Your task is to copy the material exactly.
★ ★ ★ ★
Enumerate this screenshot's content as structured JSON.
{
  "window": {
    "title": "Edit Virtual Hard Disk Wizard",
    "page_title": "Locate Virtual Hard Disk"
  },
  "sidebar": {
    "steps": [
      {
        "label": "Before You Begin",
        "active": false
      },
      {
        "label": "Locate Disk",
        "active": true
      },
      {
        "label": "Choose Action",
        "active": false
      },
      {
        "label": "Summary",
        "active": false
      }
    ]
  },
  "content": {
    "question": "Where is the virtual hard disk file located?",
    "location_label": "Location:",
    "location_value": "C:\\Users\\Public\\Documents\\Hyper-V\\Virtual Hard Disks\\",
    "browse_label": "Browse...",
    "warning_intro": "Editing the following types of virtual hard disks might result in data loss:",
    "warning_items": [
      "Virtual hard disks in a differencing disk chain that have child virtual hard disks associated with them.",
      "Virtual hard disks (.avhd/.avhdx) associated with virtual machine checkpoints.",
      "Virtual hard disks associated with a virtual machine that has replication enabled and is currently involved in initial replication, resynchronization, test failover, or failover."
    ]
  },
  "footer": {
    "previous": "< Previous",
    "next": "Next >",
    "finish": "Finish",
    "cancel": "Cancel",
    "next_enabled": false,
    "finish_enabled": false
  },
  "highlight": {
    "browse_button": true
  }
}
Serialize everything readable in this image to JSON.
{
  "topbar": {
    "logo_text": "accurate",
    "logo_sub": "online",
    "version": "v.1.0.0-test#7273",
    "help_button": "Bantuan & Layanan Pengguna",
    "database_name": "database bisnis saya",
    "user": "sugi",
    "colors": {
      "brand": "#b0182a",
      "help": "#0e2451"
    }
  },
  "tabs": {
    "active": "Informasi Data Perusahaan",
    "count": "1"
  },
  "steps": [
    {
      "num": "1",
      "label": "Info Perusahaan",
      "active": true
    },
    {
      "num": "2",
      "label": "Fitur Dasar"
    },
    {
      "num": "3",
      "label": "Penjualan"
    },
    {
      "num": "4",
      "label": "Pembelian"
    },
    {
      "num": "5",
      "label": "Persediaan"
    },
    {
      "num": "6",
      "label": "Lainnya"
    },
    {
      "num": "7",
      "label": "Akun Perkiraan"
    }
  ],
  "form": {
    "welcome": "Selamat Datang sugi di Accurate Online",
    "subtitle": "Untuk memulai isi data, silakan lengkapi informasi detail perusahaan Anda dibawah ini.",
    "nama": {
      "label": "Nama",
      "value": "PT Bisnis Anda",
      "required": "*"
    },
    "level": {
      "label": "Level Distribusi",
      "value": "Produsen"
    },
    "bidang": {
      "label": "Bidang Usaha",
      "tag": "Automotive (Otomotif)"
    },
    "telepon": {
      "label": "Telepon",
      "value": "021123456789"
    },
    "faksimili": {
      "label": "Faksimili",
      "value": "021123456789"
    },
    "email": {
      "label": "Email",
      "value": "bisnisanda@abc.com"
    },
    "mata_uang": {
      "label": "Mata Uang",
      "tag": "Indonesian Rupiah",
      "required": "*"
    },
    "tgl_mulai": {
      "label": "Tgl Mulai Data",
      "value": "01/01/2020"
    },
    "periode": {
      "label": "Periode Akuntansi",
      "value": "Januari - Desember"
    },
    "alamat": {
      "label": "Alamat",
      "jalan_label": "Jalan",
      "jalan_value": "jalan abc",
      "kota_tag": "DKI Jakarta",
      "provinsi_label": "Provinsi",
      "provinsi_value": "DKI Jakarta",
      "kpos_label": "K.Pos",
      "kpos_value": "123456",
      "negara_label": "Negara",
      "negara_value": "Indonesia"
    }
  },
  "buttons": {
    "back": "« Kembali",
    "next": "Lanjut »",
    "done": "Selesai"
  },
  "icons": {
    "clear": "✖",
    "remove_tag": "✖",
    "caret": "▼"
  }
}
★ ★ ★ ★
_Answer to this exercise_
Enumerate this screenshot's content as structured JSON.
{
  "window": {
    "title": "Edit Virtual Hard Disk Wizard",
    "page_title": "Locate Virtual Hard Disk"
  },
  "sidebar": {
    "steps": [
      {
        "label": "Before You Begin",
        "active": false
      },
      {
        "label": "Locate Disk",
        "active": true
      },
      {
        "label": "Choose Action",
        "active": false
      },
      {
        "label": "Summary",
        "active": false
      }
    ]
  },
  "content": {
    "question": "Where is the virtual hard disk file located?",
    "location_label": "Location:",
    "location_value": "C:\\Users\\Public\\Documents\\Hyper-V\\Virtual Hard Disks\\",
    "browse_label": "Browse...",
    "warning_intro": "Editing the following types of virtual hard disks might result in data loss:",
    "warning_items": [
      "Virtual hard disks in a differencing disk chain that have child virtual hard disks associated with them.",
      "Virtual hard disks (.avhd/.avhdx) associated with virtual machine checkpoints.",
      "Virtual hard disks associated with a virtual machine that has replication enabled and is currently involved in initial replication, resynchronization, test failover, or failover."
    ]
  },
  "footer": {
    "previous": "< Previous",
    "next": "Next >",
    "finish": "Finish",
    "cancel": "Cancel",
    "next_enabled": false,
    "finish_enabled": false
  },
  "highlight": {
    "browse_button": true
  }
}
Serialize everything readable in this image to JSON.
{
  "topbar": {
    "logo_text": "accurate",
    "logo_sub": "online",
    "version": "v.1.0.0-test#7273",
    "help_button": "Bantuan & Layanan Pengguna",
    "database_name": "database bisnis saya",
    "user": "sugi",
    "colors": {
      "brand": "#b0182a",
      "help": "#0e2451"
    }
  },
  "tabs": {
    "active": "Informasi Data Perusahaan",
    "count": "1"
  },
  "steps": [
    {
      "num": "1",
      "label": "Info Perusahaan",
      "active": true
    },
    {
      "num": "2",
      "label": "Fitur Dasar"
    },
    {
      "num": "3",
      "label": "Penjualan"
    },
    {
      "num": "4",
      "label": "Pembelian"
    },
    {
      "num": "5",
      "label": "Persediaan"
    },
    {
      "num": "6",
      "label": "Lainnya"
    },
    {
      "num": "7",
      "label": "Akun Perkiraan"
    }
  ],
  "form": {
    "welcome": "Selamat Datang sugi di Accurate Online",
    "subtitle": "Untuk memulai isi data, silakan lengkapi informasi detail perusahaan Anda dibawah ini.",
    "nama": {
      "label": "Nama",
      "value": "PT Bisnis Anda",
      "required": "*"
    },
    "level": {
      "label": "Level Distribusi",
      "value": "Produsen"
    },
    "bidang": {
      "label": "Bidang Usaha",
      "tag": "Automotive (Otomotif)"
    },
    "telepon": {
      "label": "Telepon",
      "value": "021123456789"
    },
    "faksimili": {
      "label": "Faksimili",
      "value": "021123456789"
    },
    "email": {
      "label": "Email",
      "value": "bisnisanda@abc.com"
    },
    "mata_uang": {
      "label": "Mata Uang",
      "tag": "Indonesian Rupiah",
      "required": "*"
    },
    "tgl_mulai": {
      "label": "Tgl Mulai Data",
      "value": "01/01/2020"
    },
    "periode": {
      "label": "Periode Akuntansi",
      "value": "Januari - Desember"
    },
    "alamat": {
      "label": "Alamat",
      "jalan_label": "Jalan",
      "jalan_value": "jalan abc",
      "kota_tag": "DKI Jakarta",
      "provinsi_label": "Provinsi",
      "provinsi_value": "DKI Jakarta",
      "kpos_label": "K.Pos",
      "kpos_value": "123456",
      "negara_label": "Negara",
      "negara_value": "Indonesia"
    }
  },
  "buttons": {
    "back": "« Kembali",
    "next": "Lanjut »",
    "done": "Selesai"
  },
  "icons": {
    "clear": "✖",
    "remove_tag": "✖",
    "caret": "▼"
  }
}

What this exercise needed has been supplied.